■ Job: Your task is to return the span of lines beginning at the one with "Decode this image" and ending at the last line of the data, exactly as it stands.

= = = =

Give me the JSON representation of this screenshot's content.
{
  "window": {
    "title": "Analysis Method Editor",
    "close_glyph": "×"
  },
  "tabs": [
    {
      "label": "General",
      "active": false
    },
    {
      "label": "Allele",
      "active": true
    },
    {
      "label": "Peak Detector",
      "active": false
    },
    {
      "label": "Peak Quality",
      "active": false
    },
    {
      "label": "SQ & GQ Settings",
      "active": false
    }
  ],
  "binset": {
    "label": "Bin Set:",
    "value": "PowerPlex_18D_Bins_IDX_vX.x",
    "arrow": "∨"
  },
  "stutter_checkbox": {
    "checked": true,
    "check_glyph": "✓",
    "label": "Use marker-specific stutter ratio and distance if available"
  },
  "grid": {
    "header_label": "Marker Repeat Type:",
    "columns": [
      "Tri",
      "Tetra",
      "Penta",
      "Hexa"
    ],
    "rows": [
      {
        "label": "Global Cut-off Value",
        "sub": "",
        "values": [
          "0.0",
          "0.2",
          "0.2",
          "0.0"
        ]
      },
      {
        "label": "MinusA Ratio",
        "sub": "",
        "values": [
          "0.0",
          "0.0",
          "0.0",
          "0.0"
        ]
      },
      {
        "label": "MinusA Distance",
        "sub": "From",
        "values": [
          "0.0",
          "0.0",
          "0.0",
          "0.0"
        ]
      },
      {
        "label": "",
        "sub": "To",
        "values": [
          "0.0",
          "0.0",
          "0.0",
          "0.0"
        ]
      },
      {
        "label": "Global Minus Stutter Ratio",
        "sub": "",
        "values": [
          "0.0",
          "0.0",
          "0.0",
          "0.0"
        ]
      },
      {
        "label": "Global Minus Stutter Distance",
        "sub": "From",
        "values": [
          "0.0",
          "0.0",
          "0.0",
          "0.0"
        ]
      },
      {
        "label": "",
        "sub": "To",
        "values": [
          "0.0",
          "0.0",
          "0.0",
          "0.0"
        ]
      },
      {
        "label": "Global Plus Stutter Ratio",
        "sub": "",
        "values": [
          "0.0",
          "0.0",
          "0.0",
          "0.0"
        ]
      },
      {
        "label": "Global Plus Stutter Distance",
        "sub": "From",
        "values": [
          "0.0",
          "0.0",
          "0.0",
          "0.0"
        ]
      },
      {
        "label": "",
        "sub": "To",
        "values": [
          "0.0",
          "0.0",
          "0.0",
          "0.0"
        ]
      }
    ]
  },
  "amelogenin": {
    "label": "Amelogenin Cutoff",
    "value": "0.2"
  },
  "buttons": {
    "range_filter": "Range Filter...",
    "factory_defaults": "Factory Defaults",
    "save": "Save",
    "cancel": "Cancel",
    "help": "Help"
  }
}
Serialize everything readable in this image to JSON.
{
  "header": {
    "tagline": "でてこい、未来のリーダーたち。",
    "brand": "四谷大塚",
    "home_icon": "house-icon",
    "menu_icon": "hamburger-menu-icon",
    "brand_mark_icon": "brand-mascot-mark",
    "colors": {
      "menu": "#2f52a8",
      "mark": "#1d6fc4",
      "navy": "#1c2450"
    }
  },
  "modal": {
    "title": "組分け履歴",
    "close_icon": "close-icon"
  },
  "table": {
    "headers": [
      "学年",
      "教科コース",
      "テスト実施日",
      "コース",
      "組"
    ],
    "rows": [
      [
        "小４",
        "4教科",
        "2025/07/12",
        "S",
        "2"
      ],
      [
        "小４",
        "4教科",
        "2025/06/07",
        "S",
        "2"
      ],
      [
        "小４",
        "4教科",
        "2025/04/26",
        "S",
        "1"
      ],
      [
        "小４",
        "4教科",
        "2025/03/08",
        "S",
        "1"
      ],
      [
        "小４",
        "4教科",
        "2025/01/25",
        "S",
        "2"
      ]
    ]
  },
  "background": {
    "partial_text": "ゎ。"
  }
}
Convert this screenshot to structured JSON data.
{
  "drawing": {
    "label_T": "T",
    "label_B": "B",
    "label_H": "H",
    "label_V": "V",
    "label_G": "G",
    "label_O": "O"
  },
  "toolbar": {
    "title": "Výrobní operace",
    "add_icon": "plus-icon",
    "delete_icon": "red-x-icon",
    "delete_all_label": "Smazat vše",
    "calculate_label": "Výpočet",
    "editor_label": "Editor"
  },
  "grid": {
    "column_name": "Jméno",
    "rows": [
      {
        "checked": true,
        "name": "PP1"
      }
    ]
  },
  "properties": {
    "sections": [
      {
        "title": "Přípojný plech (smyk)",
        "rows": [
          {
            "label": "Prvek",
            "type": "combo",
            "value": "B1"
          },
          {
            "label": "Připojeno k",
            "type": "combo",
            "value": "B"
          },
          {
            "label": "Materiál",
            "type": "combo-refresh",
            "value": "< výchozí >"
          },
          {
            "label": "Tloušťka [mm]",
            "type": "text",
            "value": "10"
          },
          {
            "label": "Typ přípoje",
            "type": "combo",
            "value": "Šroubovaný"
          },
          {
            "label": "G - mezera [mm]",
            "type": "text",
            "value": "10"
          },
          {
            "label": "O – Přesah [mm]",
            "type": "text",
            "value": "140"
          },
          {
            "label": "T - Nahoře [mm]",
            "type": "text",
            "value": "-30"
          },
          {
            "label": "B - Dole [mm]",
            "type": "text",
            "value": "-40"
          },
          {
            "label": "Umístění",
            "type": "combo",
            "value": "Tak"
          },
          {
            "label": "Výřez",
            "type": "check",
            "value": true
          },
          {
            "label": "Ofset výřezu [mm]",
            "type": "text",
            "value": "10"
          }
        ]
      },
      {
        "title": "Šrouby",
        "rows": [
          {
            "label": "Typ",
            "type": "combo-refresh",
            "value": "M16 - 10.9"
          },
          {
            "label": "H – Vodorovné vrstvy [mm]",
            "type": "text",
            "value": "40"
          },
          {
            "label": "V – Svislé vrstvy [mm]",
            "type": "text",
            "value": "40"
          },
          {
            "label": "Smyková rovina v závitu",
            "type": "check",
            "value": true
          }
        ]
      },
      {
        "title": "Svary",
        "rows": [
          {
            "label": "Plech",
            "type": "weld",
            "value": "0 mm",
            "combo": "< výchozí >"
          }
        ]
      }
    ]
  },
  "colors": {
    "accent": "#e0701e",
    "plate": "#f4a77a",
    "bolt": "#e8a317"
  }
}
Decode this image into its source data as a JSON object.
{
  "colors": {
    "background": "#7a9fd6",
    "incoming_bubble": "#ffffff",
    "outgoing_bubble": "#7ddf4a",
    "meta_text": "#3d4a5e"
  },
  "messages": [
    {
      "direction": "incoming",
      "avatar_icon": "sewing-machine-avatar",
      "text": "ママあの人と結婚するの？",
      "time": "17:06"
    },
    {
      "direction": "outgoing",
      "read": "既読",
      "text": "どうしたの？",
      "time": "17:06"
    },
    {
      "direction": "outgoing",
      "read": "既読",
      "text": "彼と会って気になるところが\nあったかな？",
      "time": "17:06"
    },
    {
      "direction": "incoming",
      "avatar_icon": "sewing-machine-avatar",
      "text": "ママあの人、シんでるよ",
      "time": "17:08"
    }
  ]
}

= = = =

■ Worked answer:
Decode this image into its source data as a JSON object.
{
  "colors": {
    "background": "#7a9fd6",
    "incoming_bubble": "#ffffff",
    "outgoing_bubble": "#7ddf4a",
    "meta_text": "#3d4a5e"
  },
  "messages": [
    {
      "direction": "incoming",
      "avatar_icon": "sewing-machine-avatar",
      "text": "ママあの人と結婚するの？",
      "time": "17:06"
    },
    {
      "direction": "outgoing",
      "read": "既読",
      "text": "どうしたの？",
      "time": "17:06"
    },
    {
      "direction": "outgoing",
      "read": "既読",
      "text": "彼と会って気になるところが\nあったかな？",
      "time": "17:06"
    },
    {
      "direction": "incoming",
      "avatar_icon": "sewing-machine-avatar",
      "text": "ママあの人、シんでるよ",
      "time": "17:08"
    }
  ]
}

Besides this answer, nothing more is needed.